▸ Document text
[start]

Sunday, 22 August 2010

No Shoes Company? No Stars Review ...



A million years B.C., when I was a first-year drama student, we were encouraged to tit about with improvisation and gradually take, from the frankly ludicrous scenarios and inane characterisations we invented every wet Friday afternoon of the Autumn term, some semblance of a skill set which could be useful in actual acting performance, if any of us made it into the profession which at the last count only two of us did. And one of those gave it up after three weeks.

What we didn't do was invite paying customers to observe the painful process, which is the first mistake perpetrated by the No Shoes Theatre Company in its mostly execrable 'Improvised Musical' which shows its shameful face at 6.30pm nightly in C Venues in Chambers Street.

The press release says the 'energetic company' has worked on productions of 'Sweet Charity', Jason Robert Brown's 'Songs for a New World' and 'I Love You, You're Perfect, Now Change'. Clearly they learned nothing from this collective experience, since not one of them can put together a coherent melody line or a quatrain of lyrics without dead air pauses, mugging at his fellow cast members and the audience, or dissolving into self-indulgent giggles.

We might have struck them on a bad night. Somebody should.

[end]

▸ Exercise goal
Write a continuation of the review of the No Shoes Theatre Company's improvised musical, picking up after its final sentence. The data that comes after this is not required for the work here.

▸ Stored rows

[start]

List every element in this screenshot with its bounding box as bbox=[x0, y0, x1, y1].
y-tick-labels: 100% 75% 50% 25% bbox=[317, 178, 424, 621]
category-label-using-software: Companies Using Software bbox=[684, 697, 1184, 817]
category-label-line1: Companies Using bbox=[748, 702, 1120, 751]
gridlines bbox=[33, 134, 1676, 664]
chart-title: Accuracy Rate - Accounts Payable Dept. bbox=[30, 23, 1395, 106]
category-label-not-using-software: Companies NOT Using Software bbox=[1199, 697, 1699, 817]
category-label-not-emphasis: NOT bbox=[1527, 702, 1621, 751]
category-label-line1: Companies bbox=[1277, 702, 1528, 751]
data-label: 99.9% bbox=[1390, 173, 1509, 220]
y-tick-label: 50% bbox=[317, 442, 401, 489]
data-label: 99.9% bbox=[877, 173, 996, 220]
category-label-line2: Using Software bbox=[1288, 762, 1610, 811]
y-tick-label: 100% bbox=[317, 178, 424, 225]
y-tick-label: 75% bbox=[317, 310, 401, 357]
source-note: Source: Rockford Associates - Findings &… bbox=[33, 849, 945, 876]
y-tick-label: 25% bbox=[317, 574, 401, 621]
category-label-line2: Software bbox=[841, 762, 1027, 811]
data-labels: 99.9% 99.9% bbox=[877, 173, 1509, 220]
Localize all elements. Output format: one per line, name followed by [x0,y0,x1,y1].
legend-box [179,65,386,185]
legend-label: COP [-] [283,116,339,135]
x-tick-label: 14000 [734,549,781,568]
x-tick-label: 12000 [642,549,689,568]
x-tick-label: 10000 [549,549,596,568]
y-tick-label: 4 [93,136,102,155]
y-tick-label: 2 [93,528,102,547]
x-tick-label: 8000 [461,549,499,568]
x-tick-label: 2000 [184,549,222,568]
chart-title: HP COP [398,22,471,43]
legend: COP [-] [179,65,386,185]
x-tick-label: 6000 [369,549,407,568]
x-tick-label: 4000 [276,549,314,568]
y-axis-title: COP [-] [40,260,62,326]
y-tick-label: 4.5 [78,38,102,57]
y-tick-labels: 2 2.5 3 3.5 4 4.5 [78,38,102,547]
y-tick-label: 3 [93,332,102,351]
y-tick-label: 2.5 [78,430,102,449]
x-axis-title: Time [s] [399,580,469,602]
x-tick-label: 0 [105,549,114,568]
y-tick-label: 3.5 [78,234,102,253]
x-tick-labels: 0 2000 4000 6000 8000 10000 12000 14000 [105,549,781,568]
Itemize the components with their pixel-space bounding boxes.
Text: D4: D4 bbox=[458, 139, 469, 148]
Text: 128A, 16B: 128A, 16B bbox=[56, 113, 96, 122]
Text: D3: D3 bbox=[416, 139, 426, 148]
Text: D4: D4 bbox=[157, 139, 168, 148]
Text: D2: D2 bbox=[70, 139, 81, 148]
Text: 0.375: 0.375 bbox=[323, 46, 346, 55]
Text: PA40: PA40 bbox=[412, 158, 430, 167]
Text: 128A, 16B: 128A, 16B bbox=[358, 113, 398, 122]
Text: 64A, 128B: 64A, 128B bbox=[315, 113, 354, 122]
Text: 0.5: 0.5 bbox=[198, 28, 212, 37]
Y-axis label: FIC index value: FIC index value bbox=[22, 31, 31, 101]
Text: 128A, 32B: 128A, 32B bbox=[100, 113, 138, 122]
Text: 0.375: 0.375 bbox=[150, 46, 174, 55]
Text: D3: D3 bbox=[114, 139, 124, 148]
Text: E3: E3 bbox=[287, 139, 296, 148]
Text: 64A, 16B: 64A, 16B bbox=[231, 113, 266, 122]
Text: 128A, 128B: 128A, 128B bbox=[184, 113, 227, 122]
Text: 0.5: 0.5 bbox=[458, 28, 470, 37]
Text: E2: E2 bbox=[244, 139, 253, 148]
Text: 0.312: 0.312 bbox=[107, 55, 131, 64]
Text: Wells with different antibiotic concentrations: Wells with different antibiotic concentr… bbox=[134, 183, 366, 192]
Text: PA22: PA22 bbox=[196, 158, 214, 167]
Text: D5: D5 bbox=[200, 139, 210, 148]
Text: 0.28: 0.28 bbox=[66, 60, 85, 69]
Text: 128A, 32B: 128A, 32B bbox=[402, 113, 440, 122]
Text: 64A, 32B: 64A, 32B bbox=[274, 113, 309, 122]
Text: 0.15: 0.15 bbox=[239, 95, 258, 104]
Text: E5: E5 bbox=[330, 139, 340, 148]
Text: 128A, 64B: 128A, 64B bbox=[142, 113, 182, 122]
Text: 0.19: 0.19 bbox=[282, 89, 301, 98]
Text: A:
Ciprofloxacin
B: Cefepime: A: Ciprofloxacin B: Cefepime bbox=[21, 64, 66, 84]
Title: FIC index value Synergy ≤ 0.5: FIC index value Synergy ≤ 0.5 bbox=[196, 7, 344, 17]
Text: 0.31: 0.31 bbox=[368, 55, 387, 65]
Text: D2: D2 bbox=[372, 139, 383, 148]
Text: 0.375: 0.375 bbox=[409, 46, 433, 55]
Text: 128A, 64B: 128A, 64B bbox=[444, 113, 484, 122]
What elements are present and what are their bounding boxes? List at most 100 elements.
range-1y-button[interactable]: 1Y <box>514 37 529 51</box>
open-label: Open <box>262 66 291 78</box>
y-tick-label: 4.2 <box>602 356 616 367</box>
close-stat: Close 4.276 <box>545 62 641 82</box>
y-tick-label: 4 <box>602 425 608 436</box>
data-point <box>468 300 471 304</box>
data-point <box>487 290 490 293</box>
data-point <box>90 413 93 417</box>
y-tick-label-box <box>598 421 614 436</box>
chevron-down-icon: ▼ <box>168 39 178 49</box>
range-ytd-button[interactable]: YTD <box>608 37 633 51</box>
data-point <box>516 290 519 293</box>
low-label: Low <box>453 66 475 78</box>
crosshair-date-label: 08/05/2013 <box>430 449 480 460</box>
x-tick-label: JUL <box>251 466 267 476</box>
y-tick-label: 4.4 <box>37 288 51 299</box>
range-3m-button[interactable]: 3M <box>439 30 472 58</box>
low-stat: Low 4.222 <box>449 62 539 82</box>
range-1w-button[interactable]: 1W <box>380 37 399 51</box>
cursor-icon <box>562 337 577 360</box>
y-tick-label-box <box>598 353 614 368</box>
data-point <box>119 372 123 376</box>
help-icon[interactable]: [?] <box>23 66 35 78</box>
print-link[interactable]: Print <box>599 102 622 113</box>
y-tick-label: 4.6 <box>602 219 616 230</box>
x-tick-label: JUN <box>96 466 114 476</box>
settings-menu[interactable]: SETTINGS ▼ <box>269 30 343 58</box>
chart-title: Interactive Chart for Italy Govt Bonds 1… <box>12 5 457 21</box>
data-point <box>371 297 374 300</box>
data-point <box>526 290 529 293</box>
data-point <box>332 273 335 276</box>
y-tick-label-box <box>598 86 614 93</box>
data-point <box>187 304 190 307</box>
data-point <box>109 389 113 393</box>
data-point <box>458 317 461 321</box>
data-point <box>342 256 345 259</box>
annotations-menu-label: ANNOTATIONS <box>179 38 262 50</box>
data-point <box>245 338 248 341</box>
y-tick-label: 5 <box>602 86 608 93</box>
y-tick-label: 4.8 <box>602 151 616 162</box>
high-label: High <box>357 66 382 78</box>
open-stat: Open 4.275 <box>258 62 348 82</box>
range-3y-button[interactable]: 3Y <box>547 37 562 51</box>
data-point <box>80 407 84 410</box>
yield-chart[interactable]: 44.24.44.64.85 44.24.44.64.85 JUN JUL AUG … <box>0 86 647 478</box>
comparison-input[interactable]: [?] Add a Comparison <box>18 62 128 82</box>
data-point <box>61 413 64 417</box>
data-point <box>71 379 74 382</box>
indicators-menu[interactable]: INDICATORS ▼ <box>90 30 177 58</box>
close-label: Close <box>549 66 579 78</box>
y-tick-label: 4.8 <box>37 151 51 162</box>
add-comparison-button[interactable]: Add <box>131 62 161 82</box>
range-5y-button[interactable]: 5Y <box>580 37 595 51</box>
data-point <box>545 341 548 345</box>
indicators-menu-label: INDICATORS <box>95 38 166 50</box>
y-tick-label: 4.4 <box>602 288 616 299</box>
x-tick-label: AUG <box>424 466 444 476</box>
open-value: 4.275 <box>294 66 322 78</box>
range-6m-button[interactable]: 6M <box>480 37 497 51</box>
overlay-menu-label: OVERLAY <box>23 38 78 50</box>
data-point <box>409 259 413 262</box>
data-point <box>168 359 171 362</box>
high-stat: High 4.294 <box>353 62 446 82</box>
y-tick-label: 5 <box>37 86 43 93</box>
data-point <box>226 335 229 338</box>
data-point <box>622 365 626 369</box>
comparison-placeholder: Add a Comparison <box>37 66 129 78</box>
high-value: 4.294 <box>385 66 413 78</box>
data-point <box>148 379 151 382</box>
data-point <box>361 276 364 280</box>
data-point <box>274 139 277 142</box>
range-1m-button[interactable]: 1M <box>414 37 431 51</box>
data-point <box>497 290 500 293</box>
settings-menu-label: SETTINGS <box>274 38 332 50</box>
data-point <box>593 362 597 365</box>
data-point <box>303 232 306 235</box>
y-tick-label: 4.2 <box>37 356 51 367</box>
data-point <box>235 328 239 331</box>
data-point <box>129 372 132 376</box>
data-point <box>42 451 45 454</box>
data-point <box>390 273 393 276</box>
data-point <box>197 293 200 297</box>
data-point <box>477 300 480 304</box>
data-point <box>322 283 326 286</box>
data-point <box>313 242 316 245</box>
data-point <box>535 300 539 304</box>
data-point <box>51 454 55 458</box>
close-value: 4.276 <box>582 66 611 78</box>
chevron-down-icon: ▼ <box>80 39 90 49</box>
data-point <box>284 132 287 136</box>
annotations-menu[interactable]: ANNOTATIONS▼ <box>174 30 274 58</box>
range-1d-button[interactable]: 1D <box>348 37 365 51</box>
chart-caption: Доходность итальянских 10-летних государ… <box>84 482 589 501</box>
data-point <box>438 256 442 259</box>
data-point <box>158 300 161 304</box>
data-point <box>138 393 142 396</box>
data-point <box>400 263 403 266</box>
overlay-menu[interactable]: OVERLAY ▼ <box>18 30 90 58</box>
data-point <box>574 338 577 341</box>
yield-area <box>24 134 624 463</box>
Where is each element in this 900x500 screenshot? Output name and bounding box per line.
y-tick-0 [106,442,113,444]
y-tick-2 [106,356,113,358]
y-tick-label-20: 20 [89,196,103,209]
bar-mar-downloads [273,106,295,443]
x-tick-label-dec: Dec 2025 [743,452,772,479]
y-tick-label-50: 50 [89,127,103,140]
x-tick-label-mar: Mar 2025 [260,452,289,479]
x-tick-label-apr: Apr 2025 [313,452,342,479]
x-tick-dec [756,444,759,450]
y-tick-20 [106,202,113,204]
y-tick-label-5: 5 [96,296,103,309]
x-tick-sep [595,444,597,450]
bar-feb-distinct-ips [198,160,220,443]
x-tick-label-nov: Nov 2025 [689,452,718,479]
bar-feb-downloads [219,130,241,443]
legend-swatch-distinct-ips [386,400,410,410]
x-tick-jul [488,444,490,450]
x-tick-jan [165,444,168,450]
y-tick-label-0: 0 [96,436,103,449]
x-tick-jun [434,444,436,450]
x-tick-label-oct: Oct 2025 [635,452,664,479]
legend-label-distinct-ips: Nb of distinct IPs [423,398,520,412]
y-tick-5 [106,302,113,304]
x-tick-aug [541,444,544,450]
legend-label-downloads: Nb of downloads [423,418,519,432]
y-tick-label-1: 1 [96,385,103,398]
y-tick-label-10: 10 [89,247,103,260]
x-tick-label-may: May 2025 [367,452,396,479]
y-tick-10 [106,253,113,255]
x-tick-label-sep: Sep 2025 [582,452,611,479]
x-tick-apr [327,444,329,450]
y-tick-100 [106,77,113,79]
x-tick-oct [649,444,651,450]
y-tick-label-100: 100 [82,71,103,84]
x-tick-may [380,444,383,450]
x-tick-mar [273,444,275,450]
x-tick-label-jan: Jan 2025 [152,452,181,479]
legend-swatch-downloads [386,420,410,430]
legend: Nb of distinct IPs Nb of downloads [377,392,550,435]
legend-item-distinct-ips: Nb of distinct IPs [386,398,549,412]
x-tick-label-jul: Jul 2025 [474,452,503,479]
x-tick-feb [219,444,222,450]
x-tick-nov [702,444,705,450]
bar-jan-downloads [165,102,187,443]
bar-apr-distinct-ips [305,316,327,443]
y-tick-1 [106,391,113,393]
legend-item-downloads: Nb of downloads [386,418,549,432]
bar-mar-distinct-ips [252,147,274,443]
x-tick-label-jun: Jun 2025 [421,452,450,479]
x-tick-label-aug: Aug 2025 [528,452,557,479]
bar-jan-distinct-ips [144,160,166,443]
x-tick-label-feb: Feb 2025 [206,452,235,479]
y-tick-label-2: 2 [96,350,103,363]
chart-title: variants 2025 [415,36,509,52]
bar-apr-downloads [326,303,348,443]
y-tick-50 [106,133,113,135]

[end]

▸ Task response
They invite the audience to propose a title, a theme song, and a location for the show. Our audience chose the location as a Job Centre, on the grounds that it would be good preparation for them, and despite it being a situation which would be largely familiar to most of the population, these actors couldn't posit a plot, or realistic characters, or a song which had any site-specific relevance or commentary. Their lack of imagination was breathtakingly poor and they conspicuously failed to bring the plot to any kind of resolution in the painful hour during which they kicked it around like a dead rat in a midden.

They are hampered by a 'band' comprising keyboard, drums and something which scarcely made an impact, which has a collection of vamps-till-ready so interchangeable and anodyne that there's no possibility of anyone launching into a recognisable 'musical theatre' genre.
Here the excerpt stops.